Reproduce every line in the listing that contains the word "Archive".

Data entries
....
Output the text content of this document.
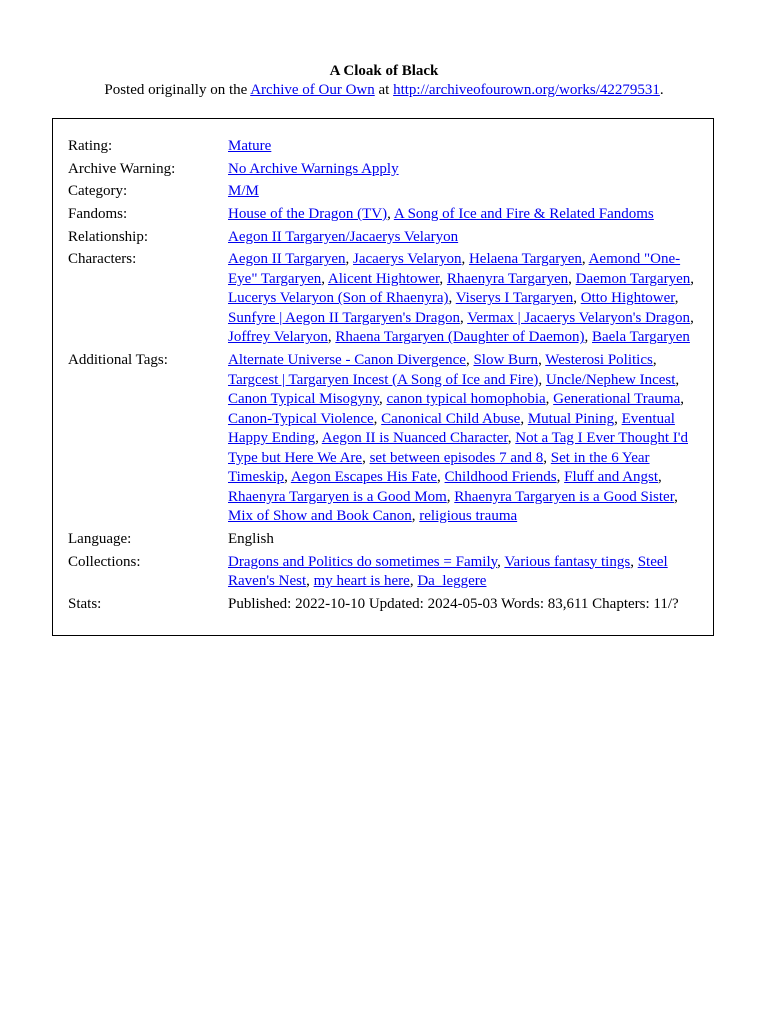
A Cloak of Black
Posted originally on the Archive of Our Own at http://archiveofourown.org/works/42279531.
Rating:	Mature
Archive Warning:	No Archive Warnings Apply
Category:	M/M
Fandoms:	House of the Dragon (TV), A Song of Ice and Fire & Related Fandoms
Relationship:	Aegon II Targaryen/Jacaerys Velaryon
Characters:	Aegon II Targaryen, Jacaerys Velaryon, Helaena Targaryen, Aemond "One-Eye" Targaryen, Alicent Hightower, Rhaenyra Targaryen, Daemon Targaryen, Lucerys Velaryon (Son of Rhaenyra), Viserys I Targaryen, Otto Hightower, Sunfyre | Aegon II Targaryen's Dragon, Vermax | Jacaerys Velaryon's Dragon, Joffrey Velaryon, Rhaena Targaryen (Daughter of Daemon), Baela Targaryen
Additional Tags:	Alternate Universe - Canon Divergence, Slow Burn, Westerosi Politics, Targcest | Targaryen Incest (A Song of Ice and Fire), Uncle/Nephew Incest, Canon Typical Misogyny, canon typical homophobia, Generational Trauma, Canon-Typical Violence, Canonical Child Abuse, Mutual Pining, Eventual Happy Ending, Aegon II is Nuanced Character, Not a Tag I Ever Thought I'd Type but Here We Are, set between episodes 7 and 8, Set in the 6 Year Timeskip, Aegon Escapes His Fate, Childhood Friends, Fluff and Angst, Rhaenyra Targaryen is a Good Mom, Rhaenyra Targaryen is a Good Sister, Mix of Show and Book Canon, religious trauma
Language:	English
Collections:	Dragons and Politics do sometimes = Family, Various fantasy tings, Steel Raven's Nest, my heart is here, Da_leggere
Stats:	Published: 2022-10-10 Updated: 2024-05-03 Words: 83,611 Chapters: 11/?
....
** EXERCISE RESPONSE **
Posted originally on the Archive of Our Own at http://archiveofourown.org/works/42279531.
Archive Warning:	No Archive Warnings Apply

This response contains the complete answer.